> [Extracted information]
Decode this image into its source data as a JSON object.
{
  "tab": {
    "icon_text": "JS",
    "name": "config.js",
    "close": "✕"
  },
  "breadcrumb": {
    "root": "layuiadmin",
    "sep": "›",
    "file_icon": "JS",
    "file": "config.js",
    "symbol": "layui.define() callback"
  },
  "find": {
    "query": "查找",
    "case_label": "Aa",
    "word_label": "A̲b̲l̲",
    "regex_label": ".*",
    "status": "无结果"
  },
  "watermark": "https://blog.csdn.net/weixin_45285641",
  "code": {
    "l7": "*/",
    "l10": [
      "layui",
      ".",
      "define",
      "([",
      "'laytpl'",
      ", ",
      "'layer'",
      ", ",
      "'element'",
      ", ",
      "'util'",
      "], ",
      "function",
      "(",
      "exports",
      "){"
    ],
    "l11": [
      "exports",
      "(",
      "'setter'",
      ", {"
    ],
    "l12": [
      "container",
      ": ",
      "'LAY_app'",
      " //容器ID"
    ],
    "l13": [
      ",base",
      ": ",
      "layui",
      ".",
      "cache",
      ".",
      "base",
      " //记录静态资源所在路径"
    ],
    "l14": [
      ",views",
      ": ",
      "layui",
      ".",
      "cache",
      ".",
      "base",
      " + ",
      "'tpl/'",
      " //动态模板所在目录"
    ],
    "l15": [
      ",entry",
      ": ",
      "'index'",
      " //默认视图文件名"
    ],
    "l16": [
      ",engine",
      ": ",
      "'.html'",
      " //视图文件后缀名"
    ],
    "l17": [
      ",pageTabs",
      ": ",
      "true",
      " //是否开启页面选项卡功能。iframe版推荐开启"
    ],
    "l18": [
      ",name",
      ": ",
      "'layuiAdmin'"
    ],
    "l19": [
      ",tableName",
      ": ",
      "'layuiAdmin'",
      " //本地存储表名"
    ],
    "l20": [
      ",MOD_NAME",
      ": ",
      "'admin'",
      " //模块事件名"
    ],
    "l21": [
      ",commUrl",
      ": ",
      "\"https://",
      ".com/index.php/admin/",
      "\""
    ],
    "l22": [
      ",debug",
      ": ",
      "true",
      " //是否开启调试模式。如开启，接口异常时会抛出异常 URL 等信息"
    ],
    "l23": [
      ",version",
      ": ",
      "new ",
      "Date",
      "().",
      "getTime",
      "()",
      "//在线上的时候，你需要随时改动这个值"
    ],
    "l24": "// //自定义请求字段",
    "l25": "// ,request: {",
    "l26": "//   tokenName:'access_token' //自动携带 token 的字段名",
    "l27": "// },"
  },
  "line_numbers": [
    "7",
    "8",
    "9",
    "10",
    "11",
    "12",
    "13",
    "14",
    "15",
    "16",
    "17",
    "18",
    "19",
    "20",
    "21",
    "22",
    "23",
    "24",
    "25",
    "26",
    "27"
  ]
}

> [Problem to solve]
Work out how many lines of the listing above include the word "define". Reply with nothing but the count.

> [Exercise response]
2